In your copy, leave out the pictures; write out all the data exactly.
··· STORED DATA
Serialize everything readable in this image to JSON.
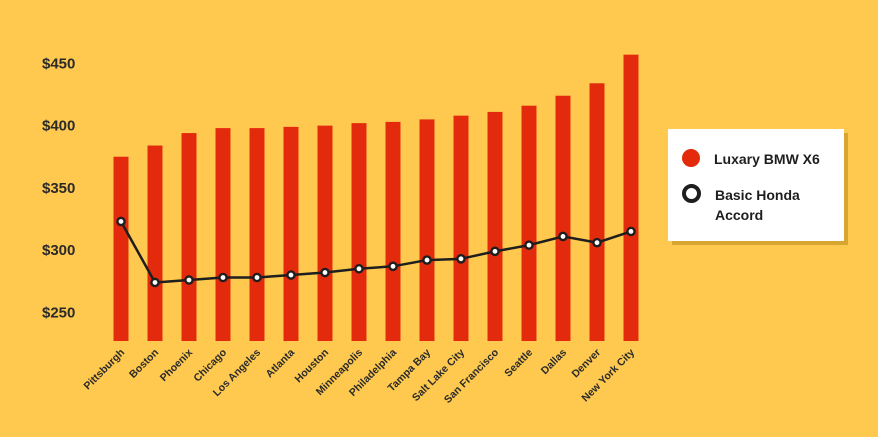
{
  "chart_data": {
    "type": "bar",
    "categories": [
      "Pittsburgh",
      "Boston",
      "Phoenix",
      "Chicago",
      "Los Angeles",
      "Atlanta",
      "Houston",
      "Minneapolis",
      "Philadelphia",
      "Tampa Bay",
      "Salt Lake City",
      "San Francisco",
      "Seattle",
      "Dallas",
      "Denver",
      "New York City"
    ],
    "series": [
      {
        "name": "Luxary BMW X6",
        "type": "bar",
        "color": "#E42A0C",
        "values": [
          375,
          384,
          394,
          398,
          398,
          399,
          400,
          402,
          403,
          405,
          408,
          411,
          416,
          424,
          434,
          457
        ]
      },
      {
        "name": "Basic Honda Accord",
        "type": "line",
        "color": "#1E1E1E",
        "values": [
          323,
          274,
          276,
          278,
          278,
          280,
          282,
          285,
          287,
          292,
          293,
          299,
          304,
          311,
          306,
          315
        ]
      }
    ],
    "yticks": [
      250,
      300,
      350,
      400,
      450
    ],
    "ytick_labels": [
      "$250",
      "$300",
      "$350",
      "$400",
      "$450"
    ],
    "ylim": [
      227,
      461
    ],
    "xlabel": "",
    "ylabel": "",
    "grid": false,
    "legend_position": "right"
  },
  "colors": {
    "background": "#FFC94F",
    "bar": "#E42A0C",
    "line": "#1E1E1E",
    "marker_fill": "#ffffff"
  }
}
······
[EXERCISE RESPONSE]:
Serialize everything readable in this image to JSON.
{
  "chart_data": {
    "type": "bar",
    "categories": [
      "Pittsburgh",
      "Boston",
      "Phoenix",
      "Chicago",
      "Los Angeles",
      "Atlanta",
      "Houston",
      "Minneapolis",
      "Philadelphia",
      "Tampa Bay",
      "Salt Lake City",
      "San Francisco",
      "Seattle",
      "Dallas",
      "Denver",
      "New York City"
    ],
    "series": [
      {
        "name": "Luxary BMW X6",
        "type": "bar",
        "color": "#E42A0C",
        "values": [
          375,
          384,
          394,
          398,
          398,
          399,
          400,
          402,
          403,
          405,
          408,
          411,
          416,
          424,
          434,
          457
        ]
      },
      {
        "name": "Basic Honda Accord",
        "type": "line",
        "color": "#1E1E1E",
        "values": [
          323,
          274,
          276,
          278,
          278,
          280,
          282,
          285,
          287,
          292,
          293,
          299,
          304,
          311,
          306,
          315
        ]
      }
    ],
    "yticks": [
      250,
      300,
      350,
      400,
      450
    ],
    "ytick_labels": [
      "$250",
      "$300",
      "$350",
      "$400",
      "$450"
    ],
    "ylim": [
      227,
      461
    ],
    "xlabel": "",
    "ylabel": "",
    "grid": false,
    "legend_position": "right"
  },
  "colors": {
    "background": "#FFC94F",
    "bar": "#E42A0C",
    "line": "#1E1E1E",
    "marker_fill": "#ffffff"
  }
}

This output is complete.